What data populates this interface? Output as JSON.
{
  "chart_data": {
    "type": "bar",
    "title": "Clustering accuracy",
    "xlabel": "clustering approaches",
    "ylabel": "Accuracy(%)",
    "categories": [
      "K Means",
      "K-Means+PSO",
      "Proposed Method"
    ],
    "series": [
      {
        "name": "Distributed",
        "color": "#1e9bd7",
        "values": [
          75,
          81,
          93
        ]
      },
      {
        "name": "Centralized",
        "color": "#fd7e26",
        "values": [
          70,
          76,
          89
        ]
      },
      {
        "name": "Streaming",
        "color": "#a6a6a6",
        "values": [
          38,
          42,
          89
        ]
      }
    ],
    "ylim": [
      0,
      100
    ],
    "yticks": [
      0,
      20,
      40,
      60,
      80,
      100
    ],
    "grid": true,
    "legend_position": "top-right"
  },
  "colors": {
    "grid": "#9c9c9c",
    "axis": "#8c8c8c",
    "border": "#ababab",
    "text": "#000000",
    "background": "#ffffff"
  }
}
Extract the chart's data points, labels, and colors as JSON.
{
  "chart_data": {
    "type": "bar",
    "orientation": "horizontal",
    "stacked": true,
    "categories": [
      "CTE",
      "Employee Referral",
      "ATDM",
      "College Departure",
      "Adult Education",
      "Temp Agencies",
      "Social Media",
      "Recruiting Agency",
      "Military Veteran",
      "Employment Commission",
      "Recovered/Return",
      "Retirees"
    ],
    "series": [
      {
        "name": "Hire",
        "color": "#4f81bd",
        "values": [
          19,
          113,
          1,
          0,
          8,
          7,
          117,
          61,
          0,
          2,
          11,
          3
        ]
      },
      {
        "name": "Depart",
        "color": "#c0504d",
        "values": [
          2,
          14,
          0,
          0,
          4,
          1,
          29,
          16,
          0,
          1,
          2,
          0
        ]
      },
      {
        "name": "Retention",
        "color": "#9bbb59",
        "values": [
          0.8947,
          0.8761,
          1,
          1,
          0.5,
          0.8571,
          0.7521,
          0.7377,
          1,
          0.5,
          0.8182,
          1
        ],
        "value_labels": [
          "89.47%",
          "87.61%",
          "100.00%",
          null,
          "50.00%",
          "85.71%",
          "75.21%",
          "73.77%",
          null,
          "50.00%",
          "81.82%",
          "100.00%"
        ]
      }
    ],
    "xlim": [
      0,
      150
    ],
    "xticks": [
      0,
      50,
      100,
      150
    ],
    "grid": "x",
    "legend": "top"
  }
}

-*-*-

#### Goal of the exercise
The whole listing above needs to be written out again exactly.

#### Reply
What data populates this interface? Output as JSON.
{
  "chart_data": {
    "type": "bar",
    "title": "Clustering accuracy",
    "xlabel": "clustering approaches",
    "ylabel": "Accuracy(%)",
    "categories": [
      "K Means",
      "K-Means+PSO",
      "Proposed Method"
    ],
    "series": [
      {
        "name": "Distributed",
        "color": "#1e9bd7",
        "values": [
          75,
          81,
          93
        ]
      },
      {
        "name": "Centralized",
        "color": "#fd7e26",
        "values": [
          70,
          76,
          89
        ]
      },
      {
        "name": "Streaming",
        "color": "#a6a6a6",
        "values": [
          38,
          42,
          89
        ]
      }
    ],
    "ylim": [
      0,
      100
    ],
    "yticks": [
      0,
      20,
      40,
      60,
      80,
      100
    ],
    "grid": true,
    "legend_position": "top-right"
  },
  "colors": {
    "grid": "#9c9c9c",
    "axis": "#8c8c8c",
    "border": "#ababab",
    "text": "#000000",
    "background": "#ffffff"
  }
}
Extract the chart's data points, labels, and colors as JSON.
{
  "chart_data": {
    "type": "bar",
    "orientation": "horizontal",
    "stacked": true,
    "categories": [
      "CTE",
      "Employee Referral",
      "ATDM",
      "College Departure",
      "Adult Education",
      "Temp Agencies",
      "Social Media",
      "Recruiting Agency",
      "Military Veteran",
      "Employment Commission",
      "Recovered/Return",
      "Retirees"
    ],
    "series": [
      {
        "name": "Hire",
        "color": "#4f81bd",
        "values": [
          19,
          113,
          1,
          0,
          8,
          7,
          117,
          61,
          0,
          2,
          11,
          3
        ]
      },
      {
        "name": "Depart",
        "color": "#c0504d",
        "values": [
          2,
          14,
          0,
          0,
          4,
          1,
          29,
          16,
          0,
          1,
          2,
          0
        ]
      },
      {
        "name": "Retention",
        "color": "#9bbb59",
        "values": [
          0.8947,
          0.8761,
          1,
          1,
          0.5,
          0.8571,
          0.7521,
          0.7377,
          1,
          0.5,
          0.8182,
          1
        ],
        "value_labels": [
          "89.47%",
          "87.61%",
          "100.00%",
          null,
          "50.00%",
          "85.71%",
          "75.21%",
          "73.77%",
          null,
          "50.00%",
          "81.82%",
          "100.00%"
        ]
      }
    ],
    "xlim": [
      0,
      150
    ],
    "xticks": [
      0,
      50,
      100,
      150
    ],
    "grid": "x",
    "legend": "top"
  }
}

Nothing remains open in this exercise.